> [RECORDS SHOWN]:
* * *

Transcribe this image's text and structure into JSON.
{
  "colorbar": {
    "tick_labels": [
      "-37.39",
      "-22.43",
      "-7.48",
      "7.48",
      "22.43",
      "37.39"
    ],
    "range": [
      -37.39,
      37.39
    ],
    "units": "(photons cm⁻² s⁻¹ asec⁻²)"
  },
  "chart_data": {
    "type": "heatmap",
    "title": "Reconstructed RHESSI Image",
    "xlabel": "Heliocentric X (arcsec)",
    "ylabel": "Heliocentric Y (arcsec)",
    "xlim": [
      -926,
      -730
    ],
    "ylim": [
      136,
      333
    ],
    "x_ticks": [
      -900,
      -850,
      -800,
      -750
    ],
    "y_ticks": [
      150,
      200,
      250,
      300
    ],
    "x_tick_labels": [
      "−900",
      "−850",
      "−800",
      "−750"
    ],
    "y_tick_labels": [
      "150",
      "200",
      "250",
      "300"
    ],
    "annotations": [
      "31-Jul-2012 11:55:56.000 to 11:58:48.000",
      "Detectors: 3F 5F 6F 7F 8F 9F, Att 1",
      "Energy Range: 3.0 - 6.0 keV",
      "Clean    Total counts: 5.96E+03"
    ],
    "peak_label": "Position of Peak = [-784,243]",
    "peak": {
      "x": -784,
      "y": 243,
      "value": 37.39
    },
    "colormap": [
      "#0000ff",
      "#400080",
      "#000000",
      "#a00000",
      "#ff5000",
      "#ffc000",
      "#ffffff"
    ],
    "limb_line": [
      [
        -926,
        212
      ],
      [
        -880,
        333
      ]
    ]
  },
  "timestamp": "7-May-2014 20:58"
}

* * *

> [WRITTEN EXERCISE]:
How many lines of the data hold the string "Heliocentric"? Reply with the number alone.

> [IN RESPONSE]:
2